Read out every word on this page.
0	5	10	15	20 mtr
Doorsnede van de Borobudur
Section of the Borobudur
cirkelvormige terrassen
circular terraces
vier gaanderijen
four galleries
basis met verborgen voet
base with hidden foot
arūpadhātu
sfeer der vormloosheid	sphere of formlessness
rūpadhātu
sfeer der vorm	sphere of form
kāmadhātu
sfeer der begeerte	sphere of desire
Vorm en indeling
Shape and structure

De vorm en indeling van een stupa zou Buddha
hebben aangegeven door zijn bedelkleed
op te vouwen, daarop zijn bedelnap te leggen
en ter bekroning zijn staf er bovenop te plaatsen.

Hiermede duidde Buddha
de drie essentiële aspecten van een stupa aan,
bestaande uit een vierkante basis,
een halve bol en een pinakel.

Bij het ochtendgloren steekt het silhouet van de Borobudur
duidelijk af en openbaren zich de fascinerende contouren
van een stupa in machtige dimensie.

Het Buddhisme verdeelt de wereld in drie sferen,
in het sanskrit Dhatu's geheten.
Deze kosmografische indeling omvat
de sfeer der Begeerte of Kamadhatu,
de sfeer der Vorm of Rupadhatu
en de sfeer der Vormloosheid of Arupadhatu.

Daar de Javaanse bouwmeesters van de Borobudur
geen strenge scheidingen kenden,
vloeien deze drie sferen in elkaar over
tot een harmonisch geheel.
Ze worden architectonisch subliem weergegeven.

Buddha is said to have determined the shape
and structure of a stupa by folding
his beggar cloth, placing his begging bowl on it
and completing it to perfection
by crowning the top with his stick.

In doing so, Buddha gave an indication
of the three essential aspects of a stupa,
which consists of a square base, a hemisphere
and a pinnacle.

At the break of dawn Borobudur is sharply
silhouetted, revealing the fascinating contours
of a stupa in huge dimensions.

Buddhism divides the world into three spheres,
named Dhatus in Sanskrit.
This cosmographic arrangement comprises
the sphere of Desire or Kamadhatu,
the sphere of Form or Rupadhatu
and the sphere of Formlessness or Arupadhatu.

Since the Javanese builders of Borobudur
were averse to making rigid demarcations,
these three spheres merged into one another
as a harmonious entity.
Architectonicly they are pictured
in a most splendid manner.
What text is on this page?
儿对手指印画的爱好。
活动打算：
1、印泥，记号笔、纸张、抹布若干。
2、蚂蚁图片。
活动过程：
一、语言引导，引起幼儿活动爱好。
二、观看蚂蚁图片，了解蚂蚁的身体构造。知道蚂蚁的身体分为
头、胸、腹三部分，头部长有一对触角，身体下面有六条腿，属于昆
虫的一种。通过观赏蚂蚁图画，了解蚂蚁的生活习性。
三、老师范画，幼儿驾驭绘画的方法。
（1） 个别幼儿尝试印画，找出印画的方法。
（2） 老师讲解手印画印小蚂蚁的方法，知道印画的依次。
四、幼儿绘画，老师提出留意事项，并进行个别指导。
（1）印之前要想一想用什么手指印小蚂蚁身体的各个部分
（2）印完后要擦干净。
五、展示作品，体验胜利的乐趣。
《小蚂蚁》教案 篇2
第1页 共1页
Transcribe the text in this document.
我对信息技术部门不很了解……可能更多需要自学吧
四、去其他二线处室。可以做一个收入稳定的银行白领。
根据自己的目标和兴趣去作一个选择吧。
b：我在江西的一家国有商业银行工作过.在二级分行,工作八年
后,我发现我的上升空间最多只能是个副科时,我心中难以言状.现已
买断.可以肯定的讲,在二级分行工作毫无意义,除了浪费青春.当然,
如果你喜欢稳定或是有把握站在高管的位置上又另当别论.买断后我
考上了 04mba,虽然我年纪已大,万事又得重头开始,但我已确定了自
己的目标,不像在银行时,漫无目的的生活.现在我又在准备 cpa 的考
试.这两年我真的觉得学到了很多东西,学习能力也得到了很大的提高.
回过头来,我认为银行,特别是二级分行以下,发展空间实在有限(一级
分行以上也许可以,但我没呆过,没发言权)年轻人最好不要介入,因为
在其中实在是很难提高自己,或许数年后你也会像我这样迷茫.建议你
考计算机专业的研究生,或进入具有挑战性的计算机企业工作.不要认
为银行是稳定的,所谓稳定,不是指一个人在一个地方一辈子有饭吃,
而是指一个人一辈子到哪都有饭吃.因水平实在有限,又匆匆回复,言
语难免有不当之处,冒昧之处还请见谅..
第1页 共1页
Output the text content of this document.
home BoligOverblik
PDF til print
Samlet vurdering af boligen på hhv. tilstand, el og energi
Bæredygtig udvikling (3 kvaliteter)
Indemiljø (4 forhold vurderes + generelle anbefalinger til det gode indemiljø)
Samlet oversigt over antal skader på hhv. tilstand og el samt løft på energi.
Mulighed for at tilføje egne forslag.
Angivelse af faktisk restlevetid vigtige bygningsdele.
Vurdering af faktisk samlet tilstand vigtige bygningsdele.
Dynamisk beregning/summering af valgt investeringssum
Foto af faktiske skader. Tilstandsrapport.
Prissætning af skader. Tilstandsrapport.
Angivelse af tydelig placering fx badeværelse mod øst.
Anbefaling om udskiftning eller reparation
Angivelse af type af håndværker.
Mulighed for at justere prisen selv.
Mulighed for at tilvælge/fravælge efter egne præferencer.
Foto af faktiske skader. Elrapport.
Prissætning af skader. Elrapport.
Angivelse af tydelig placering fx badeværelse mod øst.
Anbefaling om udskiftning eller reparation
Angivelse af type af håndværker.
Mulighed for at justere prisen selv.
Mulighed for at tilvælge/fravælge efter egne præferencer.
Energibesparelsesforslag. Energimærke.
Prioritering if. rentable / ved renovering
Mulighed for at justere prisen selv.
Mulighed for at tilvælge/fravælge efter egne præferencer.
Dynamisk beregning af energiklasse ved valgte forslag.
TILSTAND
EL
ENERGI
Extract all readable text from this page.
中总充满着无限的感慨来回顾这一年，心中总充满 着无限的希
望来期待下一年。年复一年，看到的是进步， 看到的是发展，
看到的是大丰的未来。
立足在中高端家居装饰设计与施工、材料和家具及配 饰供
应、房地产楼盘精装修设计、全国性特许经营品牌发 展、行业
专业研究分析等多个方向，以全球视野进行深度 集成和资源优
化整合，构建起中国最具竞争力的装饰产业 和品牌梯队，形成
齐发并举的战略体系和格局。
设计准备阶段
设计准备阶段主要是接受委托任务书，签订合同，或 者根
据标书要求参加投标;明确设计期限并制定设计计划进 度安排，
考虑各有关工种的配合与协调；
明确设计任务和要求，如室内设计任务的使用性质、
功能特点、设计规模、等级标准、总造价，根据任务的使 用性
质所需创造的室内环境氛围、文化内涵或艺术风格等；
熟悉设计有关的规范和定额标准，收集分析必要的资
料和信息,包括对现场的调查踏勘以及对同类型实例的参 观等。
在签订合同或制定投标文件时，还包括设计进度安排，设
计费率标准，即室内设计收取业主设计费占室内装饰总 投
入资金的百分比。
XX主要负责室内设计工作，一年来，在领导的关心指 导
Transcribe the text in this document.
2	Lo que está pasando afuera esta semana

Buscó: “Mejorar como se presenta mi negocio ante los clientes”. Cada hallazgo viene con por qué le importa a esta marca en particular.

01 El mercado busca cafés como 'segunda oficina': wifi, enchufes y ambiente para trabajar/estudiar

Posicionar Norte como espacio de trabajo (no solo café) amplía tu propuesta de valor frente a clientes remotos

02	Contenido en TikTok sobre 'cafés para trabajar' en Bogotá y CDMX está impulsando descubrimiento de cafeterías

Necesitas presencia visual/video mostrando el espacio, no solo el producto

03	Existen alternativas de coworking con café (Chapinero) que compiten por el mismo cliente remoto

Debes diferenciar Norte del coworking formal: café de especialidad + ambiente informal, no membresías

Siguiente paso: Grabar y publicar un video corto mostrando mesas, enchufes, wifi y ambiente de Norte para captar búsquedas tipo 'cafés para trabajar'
◆ ◆ ◆ ◆
Problem to work on: Collect the lines of the data that carry the word "espacio".

Answer to this task:
Posicionar Norte como espacio de trabajo (no solo café) amplía tu propuesta de valor frente a clientes remotos
Necesitas presencia visual/video mostrando el espacio, no solo el producto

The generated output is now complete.